→ **Entries provided**
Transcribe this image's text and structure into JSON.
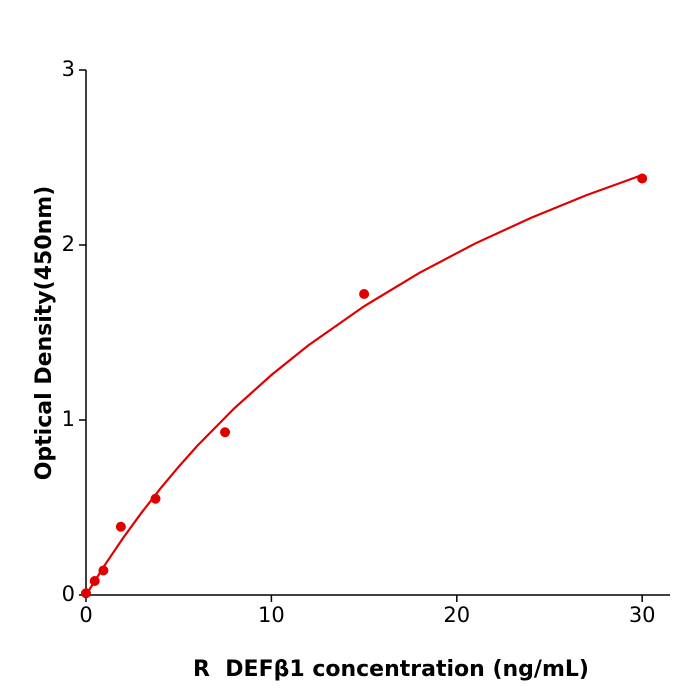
{
  "chart_data": {
    "type": "scatter",
    "xlabel": "R  DEFβ1 concentration (ng/mL)",
    "ylabel": "Optical Density(450nm)",
    "xlim": [
      0,
      31.5
    ],
    "ylim": [
      0,
      3
    ],
    "xticks": [
      0,
      10,
      20,
      30
    ],
    "yticks": [
      0,
      1,
      2,
      3
    ],
    "series": [
      {
        "mode": "markers",
        "color": "#e00000",
        "x": [
          0,
          0.47,
          0.94,
          1.88,
          3.75,
          7.5,
          15,
          30
        ],
        "values": [
          0.01,
          0.08,
          0.14,
          0.39,
          0.55,
          0.93,
          1.72,
          2.38
        ]
      },
      {
        "mode": "line",
        "color": "#e00000",
        "x": [
          0,
          1,
          2,
          3,
          4,
          5,
          6,
          8,
          10,
          12,
          15,
          18,
          21,
          24,
          27,
          30
        ],
        "values": [
          0,
          0.169,
          0.326,
          0.471,
          0.607,
          0.733,
          0.852,
          1.067,
          1.257,
          1.427,
          1.65,
          1.842,
          2.009,
          2.155,
          2.285,
          2.4
        ]
      }
    ]
  }
}
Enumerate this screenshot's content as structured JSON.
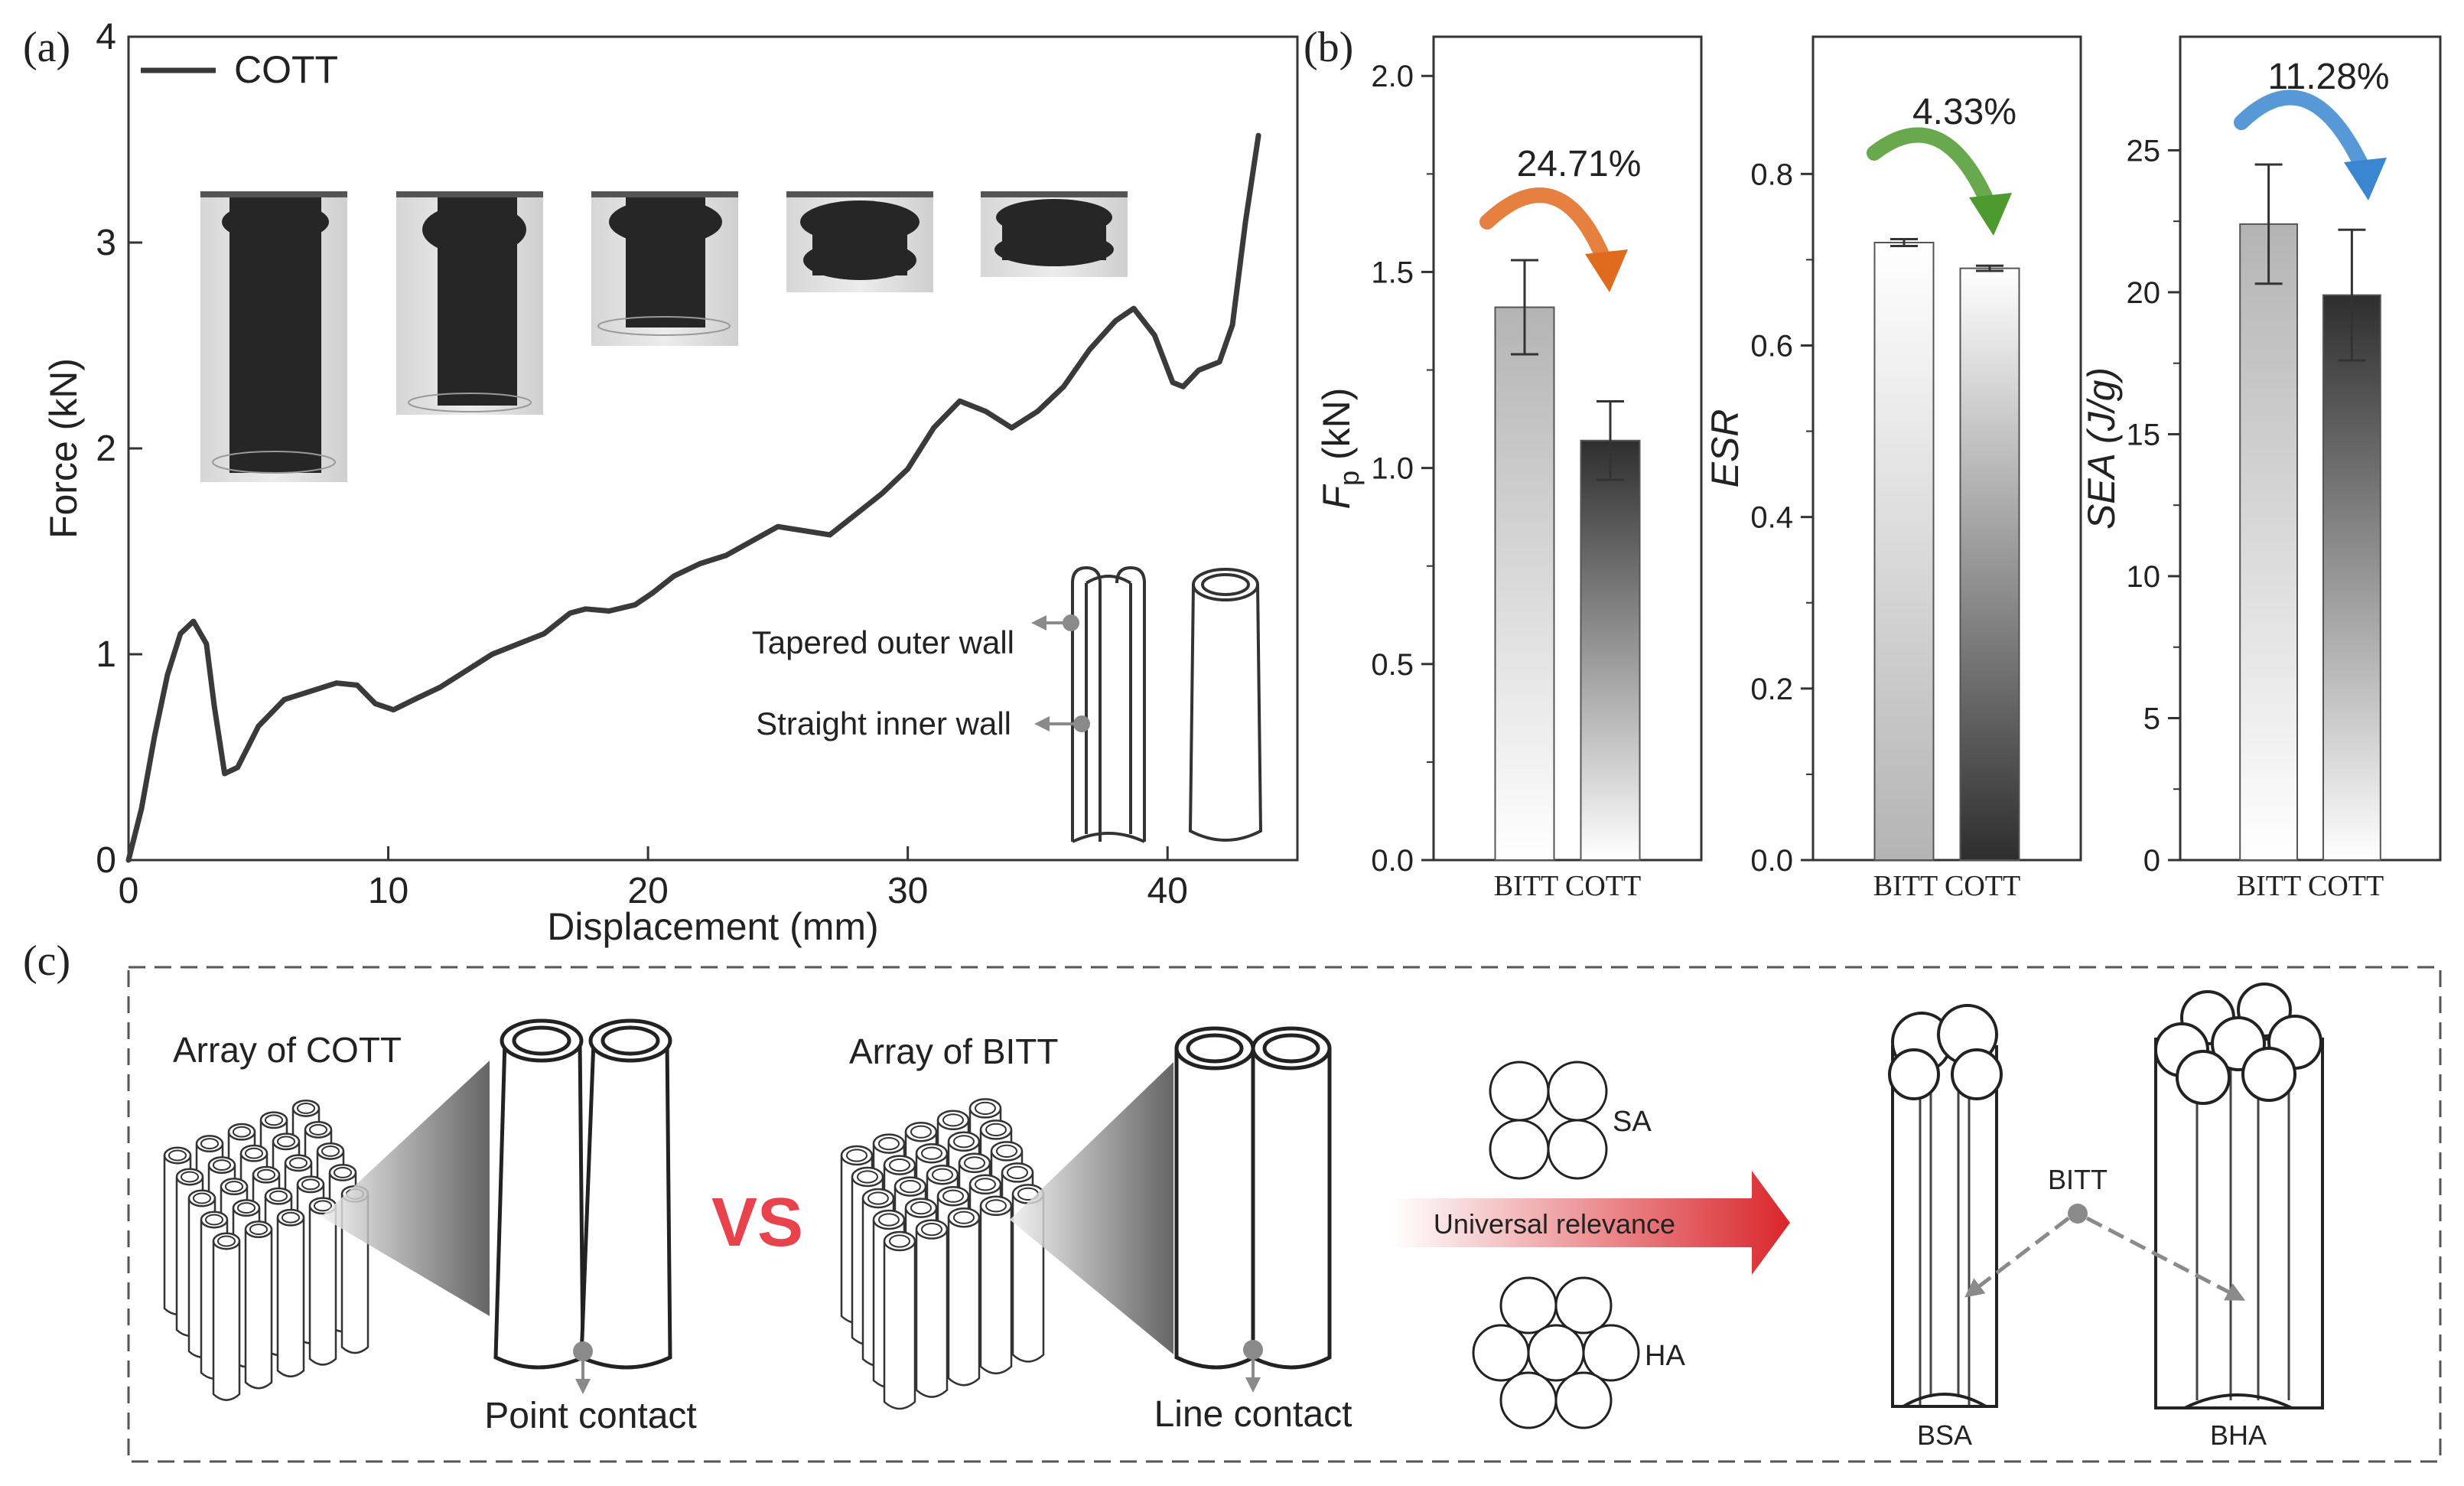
{
  "panel_labels": {
    "a": "(a)",
    "b": "(b)",
    "c": "(c)"
  },
  "chart_data": [
    {
      "id": "a",
      "type": "line",
      "title": "",
      "xlabel": "Displacement (mm)",
      "ylabel": "Force (kN)",
      "xlim": [
        0,
        45
      ],
      "ylim": [
        0,
        4
      ],
      "xticks": [
        0,
        10,
        20,
        30,
        40
      ],
      "yticks": [
        0,
        1,
        2,
        3,
        4
      ],
      "legend": "top-left",
      "series": [
        {
          "name": "COTT",
          "color": "#3a3a3a",
          "x": [
            0,
            0.5,
            1.0,
            1.5,
            2.0,
            2.5,
            3.0,
            3.3,
            3.7,
            4.2,
            5.0,
            6.0,
            7.0,
            8.0,
            8.8,
            9.5,
            10.2,
            11.0,
            12.0,
            13.0,
            14.0,
            15.0,
            16.0,
            17.0,
            17.6,
            18.5,
            19.5,
            20.2,
            21.0,
            22.0,
            23.0,
            24.0,
            25.0,
            26.0,
            27.0,
            28.0,
            29.0,
            30.0,
            31.0,
            32.0,
            33.0,
            34.0,
            35.0,
            36.0,
            37.0,
            38.0,
            38.7,
            39.5,
            40.2,
            40.6,
            41.2,
            42.0,
            42.5,
            43.0,
            43.5
          ],
          "y": [
            0,
            0.25,
            0.6,
            0.9,
            1.1,
            1.16,
            1.05,
            0.75,
            0.42,
            0.45,
            0.65,
            0.78,
            0.82,
            0.86,
            0.85,
            0.76,
            0.73,
            0.78,
            0.84,
            0.92,
            1.0,
            1.05,
            1.1,
            1.2,
            1.22,
            1.21,
            1.24,
            1.3,
            1.38,
            1.44,
            1.48,
            1.55,
            1.62,
            1.6,
            1.58,
            1.68,
            1.78,
            1.9,
            2.1,
            2.23,
            2.18,
            2.1,
            2.18,
            2.3,
            2.48,
            2.62,
            2.68,
            2.55,
            2.32,
            2.3,
            2.38,
            2.42,
            2.6,
            3.1,
            3.52
          ]
        }
      ],
      "insets": {
        "tube_labels": [
          "Tapered outer wall",
          "Straight inner wall"
        ],
        "photo_count": 5
      }
    },
    {
      "id": "b1",
      "type": "bar",
      "categories": [
        "BITT",
        "COTT"
      ],
      "values": [
        1.41,
        1.07
      ],
      "error": [
        0.12,
        0.1
      ],
      "ylabel_main": "F",
      "ylabel_sub": "p",
      "ylabel_unit": " (kN)",
      "ylim": [
        0,
        2.1
      ],
      "yticks": [
        0,
        0.5,
        1.0,
        1.5,
        2.0
      ],
      "ytick_labels": [
        "0.0",
        "0.5",
        "1.0",
        "1.5",
        "2.0"
      ],
      "annotation": "24.71%",
      "arrow_color": "#e06a1e"
    },
    {
      "id": "b2",
      "type": "bar",
      "categories": [
        "BITT",
        "COTT"
      ],
      "values": [
        0.72,
        0.69
      ],
      "error": [
        0.004,
        0.003
      ],
      "ylabel": "ESR",
      "ylim": [
        0,
        0.96
      ],
      "yticks": [
        0,
        0.2,
        0.4,
        0.6,
        0.8
      ],
      "ytick_labels": [
        "0.0",
        "0.2",
        "0.4",
        "0.6",
        "0.8"
      ],
      "annotation": "4.33%",
      "arrow_color": "#4d9a2e"
    },
    {
      "id": "b3",
      "type": "bar",
      "categories": [
        "BITT",
        "COTT"
      ],
      "values": [
        22.4,
        19.9
      ],
      "error": [
        2.1,
        2.3
      ],
      "ylabel": "SEA (J/g)",
      "ylim": [
        0,
        29
      ],
      "yticks": [
        0,
        5,
        10,
        15,
        20,
        25
      ],
      "ytick_labels": [
        "0",
        "5",
        "10",
        "15",
        "20",
        "25"
      ],
      "annotation": "11.28%",
      "arrow_color": "#3a86d0"
    }
  ],
  "panel_c": {
    "array_cott_label": "Array of COTT",
    "array_bitt_label": "Array of BITT",
    "vs_label": "VS",
    "point_contact": "Point contact",
    "line_contact": "Line contact",
    "universal_label": "Universal relevance",
    "sa_label": "SA",
    "ha_label": "HA",
    "bitt_label": "BITT",
    "bsa_label": "BSA",
    "bha_label": "BHA"
  }
}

→ **Job**
Pick out every line above that holds the word "Array" and copy it.

→ **Written answer**
    "array_cott_label": "Array of COTT",
    "array_bitt_label": "Array of BITT",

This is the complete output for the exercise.